RECORDS SHOWN:

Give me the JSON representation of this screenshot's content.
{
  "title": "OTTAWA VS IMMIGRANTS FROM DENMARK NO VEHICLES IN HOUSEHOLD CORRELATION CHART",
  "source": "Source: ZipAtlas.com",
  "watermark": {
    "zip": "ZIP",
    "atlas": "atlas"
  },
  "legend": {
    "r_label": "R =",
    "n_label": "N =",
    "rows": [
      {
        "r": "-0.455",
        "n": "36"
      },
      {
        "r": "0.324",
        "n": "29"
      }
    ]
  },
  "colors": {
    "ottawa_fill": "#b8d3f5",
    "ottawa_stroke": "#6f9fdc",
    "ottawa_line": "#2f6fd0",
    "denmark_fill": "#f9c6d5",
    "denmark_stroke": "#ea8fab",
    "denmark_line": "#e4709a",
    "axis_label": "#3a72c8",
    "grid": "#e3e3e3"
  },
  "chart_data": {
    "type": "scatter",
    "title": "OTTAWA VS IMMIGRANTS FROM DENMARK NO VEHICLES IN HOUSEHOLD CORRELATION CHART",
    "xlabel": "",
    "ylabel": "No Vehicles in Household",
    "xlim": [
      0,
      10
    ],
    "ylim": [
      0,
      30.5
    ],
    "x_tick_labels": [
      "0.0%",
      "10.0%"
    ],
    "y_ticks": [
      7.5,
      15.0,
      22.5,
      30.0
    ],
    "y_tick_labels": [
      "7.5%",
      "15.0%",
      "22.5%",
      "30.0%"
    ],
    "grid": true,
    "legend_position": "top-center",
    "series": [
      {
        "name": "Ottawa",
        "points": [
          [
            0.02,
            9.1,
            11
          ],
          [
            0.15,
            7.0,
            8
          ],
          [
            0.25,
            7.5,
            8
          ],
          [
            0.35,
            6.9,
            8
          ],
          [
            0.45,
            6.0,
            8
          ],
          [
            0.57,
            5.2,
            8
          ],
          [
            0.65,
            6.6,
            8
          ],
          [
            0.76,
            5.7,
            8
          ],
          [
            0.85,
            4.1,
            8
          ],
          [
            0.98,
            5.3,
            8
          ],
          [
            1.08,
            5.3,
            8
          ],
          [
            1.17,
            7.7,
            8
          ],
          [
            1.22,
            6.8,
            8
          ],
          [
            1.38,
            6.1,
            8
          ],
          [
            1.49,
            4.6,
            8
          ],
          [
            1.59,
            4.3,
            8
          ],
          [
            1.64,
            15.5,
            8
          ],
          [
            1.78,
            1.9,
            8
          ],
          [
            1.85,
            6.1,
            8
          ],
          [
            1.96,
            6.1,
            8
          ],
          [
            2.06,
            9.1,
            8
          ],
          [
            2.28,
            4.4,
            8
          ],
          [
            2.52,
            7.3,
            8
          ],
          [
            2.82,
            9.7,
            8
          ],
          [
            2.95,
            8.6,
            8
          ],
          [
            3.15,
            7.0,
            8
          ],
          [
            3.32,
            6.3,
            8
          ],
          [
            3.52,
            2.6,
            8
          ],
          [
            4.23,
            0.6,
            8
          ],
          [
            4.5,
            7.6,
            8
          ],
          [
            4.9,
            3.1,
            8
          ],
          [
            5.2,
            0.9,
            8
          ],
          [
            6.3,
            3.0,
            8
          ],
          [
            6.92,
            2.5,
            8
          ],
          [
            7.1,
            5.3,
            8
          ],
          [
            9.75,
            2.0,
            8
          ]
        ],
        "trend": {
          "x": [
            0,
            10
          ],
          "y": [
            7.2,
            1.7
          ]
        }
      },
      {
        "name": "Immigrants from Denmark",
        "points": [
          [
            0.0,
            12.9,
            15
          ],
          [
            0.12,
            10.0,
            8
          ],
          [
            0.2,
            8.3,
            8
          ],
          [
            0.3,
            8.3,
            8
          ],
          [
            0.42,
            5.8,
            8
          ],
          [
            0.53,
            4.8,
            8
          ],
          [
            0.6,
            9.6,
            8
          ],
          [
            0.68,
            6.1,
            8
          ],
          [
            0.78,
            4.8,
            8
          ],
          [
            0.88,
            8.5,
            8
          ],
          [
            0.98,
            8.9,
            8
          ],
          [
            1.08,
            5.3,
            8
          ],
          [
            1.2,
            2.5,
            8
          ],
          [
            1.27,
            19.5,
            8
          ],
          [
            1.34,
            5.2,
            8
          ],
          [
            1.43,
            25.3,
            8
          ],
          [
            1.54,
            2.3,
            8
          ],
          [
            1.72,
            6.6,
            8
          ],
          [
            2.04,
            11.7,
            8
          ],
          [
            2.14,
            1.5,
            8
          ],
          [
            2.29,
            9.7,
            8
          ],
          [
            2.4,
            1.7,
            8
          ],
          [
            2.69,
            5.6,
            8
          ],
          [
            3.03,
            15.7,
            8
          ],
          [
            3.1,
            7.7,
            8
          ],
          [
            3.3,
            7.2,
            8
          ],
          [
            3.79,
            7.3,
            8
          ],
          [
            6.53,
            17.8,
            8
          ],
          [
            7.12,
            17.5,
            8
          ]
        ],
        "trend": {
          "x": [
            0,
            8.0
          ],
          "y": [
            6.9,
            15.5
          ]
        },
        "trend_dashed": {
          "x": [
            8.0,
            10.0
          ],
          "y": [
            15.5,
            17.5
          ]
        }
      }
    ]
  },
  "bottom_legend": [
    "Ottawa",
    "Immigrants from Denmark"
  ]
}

OBJECTIVE: Output the full listing without altering anything.

THE RESPONSE:
Give me the JSON representation of this screenshot's content.
{
  "title": "OTTAWA VS IMMIGRANTS FROM DENMARK NO VEHICLES IN HOUSEHOLD CORRELATION CHART",
  "source": "Source: ZipAtlas.com",
  "watermark": {
    "zip": "ZIP",
    "atlas": "atlas"
  },
  "legend": {
    "r_label": "R =",
    "n_label": "N =",
    "rows": [
      {
        "r": "-0.455",
        "n": "36"
      },
      {
        "r": "0.324",
        "n": "29"
      }
    ]
  },
  "colors": {
    "ottawa_fill": "#b8d3f5",
    "ottawa_stroke": "#6f9fdc",
    "ottawa_line": "#2f6fd0",
    "denmark_fill": "#f9c6d5",
    "denmark_stroke": "#ea8fab",
    "denmark_line": "#e4709a",
    "axis_label": "#3a72c8",
    "grid": "#e3e3e3"
  },
  "chart_data": {
    "type": "scatter",
    "title": "OTTAWA VS IMMIGRANTS FROM DENMARK NO VEHICLES IN HOUSEHOLD CORRELATION CHART",
    "xlabel": "",
    "ylabel": "No Vehicles in Household",
    "xlim": [
      0,
      10
    ],
    "ylim": [
      0,
      30.5
    ],
    "x_tick_labels": [
      "0.0%",
      "10.0%"
    ],
    "y_ticks": [
      7.5,
      15.0,
      22.5,
      30.0
    ],
    "y_tick_labels": [
      "7.5%",
      "15.0%",
      "22.5%",
      "30.0%"
    ],
    "grid": true,
    "legend_position": "top-center",
    "series": [
      {
        "name": "Ottawa",
        "points": [
          [
            0.02,
            9.1,
            11
          ],
          [
            0.15,
            7.0,
            8
          ],
          [
            0.25,
            7.5,
            8
          ],
          [
            0.35,
            6.9,
            8
          ],
          [
            0.45,
            6.0,
            8
          ],
          [
            0.57,
            5.2,
            8
          ],
          [
            0.65,
            6.6,
            8
          ],
          [
            0.76,
            5.7,
            8
          ],
          [
            0.85,
            4.1,
            8
          ],
          [
            0.98,
            5.3,
            8
          ],
          [
            1.08,
            5.3,
            8
          ],
          [
            1.17,
            7.7,
            8
          ],
          [
            1.22,
            6.8,
            8
          ],
          [
            1.38,
            6.1,
            8
          ],
          [
            1.49,
            4.6,
            8
          ],
          [
            1.59,
            4.3,
            8
          ],
          [
            1.64,
            15.5,
            8
          ],
          [
            1.78,
            1.9,
            8
          ],
          [
            1.85,
            6.1,
            8
          ],
          [
            1.96,
            6.1,
            8
          ],
          [
            2.06,
            9.1,
            8
          ],
          [
            2.28,
            4.4,
            8
          ],
          [
            2.52,
            7.3,
            8
          ],
          [
            2.82,
            9.7,
            8
          ],
          [
            2.95,
            8.6,
            8
          ],
          [
            3.15,
            7.0,
            8
          ],
          [
            3.32,
            6.3,
            8
          ],
          [
            3.52,
            2.6,
            8
          ],
          [
            4.23,
            0.6,
            8
          ],
          [
            4.5,
            7.6,
            8
          ],
          [
            4.9,
            3.1,
            8
          ],
          [
            5.2,
            0.9,
            8
          ],
          [
            6.3,
            3.0,
            8
          ],
          [
            6.92,
            2.5,
            8
          ],
          [
            7.1,
            5.3,
            8
          ],
          [
            9.75,
            2.0,
            8
          ]
        ],
        "trend": {
          "x": [
            0,
            10
          ],
          "y": [
            7.2,
            1.7
          ]
        }
      },
      {
        "name": "Immigrants from Denmark",
        "points": [
          [
            0.0,
            12.9,
            15
          ],
          [
            0.12,
            10.0,
            8
          ],
          [
            0.2,
            8.3,
            8
          ],
          [
            0.3,
            8.3,
            8
          ],
          [
            0.42,
            5.8,
            8
          ],
          [
            0.53,
            4.8,
            8
          ],
          [
            0.6,
            9.6,
            8
          ],
          [
            0.68,
            6.1,
            8
          ],
          [
            0.78,
            4.8,
            8
          ],
          [
            0.88,
            8.5,
            8
          ],
          [
            0.98,
            8.9,
            8
          ],
          [
            1.08,
            5.3,
            8
          ],
          [
            1.2,
            2.5,
            8
          ],
          [
            1.27,
            19.5,
            8
          ],
          [
            1.34,
            5.2,
            8
          ],
          [
            1.43,
            25.3,
            8
          ],
          [
            1.54,
            2.3,
            8
          ],
          [
            1.72,
            6.6,
            8
          ],
          [
            2.04,
            11.7,
            8
          ],
          [
            2.14,
            1.5,
            8
          ],
          [
            2.29,
            9.7,
            8
          ],
          [
            2.4,
            1.7,
            8
          ],
          [
            2.69,
            5.6,
            8
          ],
          [
            3.03,
            15.7,
            8
          ],
          [
            3.1,
            7.7,
            8
          ],
          [
            3.3,
            7.2,
            8
          ],
          [
            3.79,
            7.3,
            8
          ],
          [
            6.53,
            17.8,
            8
          ],
          [
            7.12,
            17.5,
            8
          ]
        ],
        "trend": {
          "x": [
            0,
            8.0
          ],
          "y": [
            6.9,
            15.5
          ]
        },
        "trend_dashed": {
          "x": [
            8.0,
            10.0
          ],
          "y": [
            15.5,
            17.5
          ]
        }
      }
    ]
  },
  "bottom_legend": [
    "Ottawa",
    "Immigrants from Denmark"
  ]
}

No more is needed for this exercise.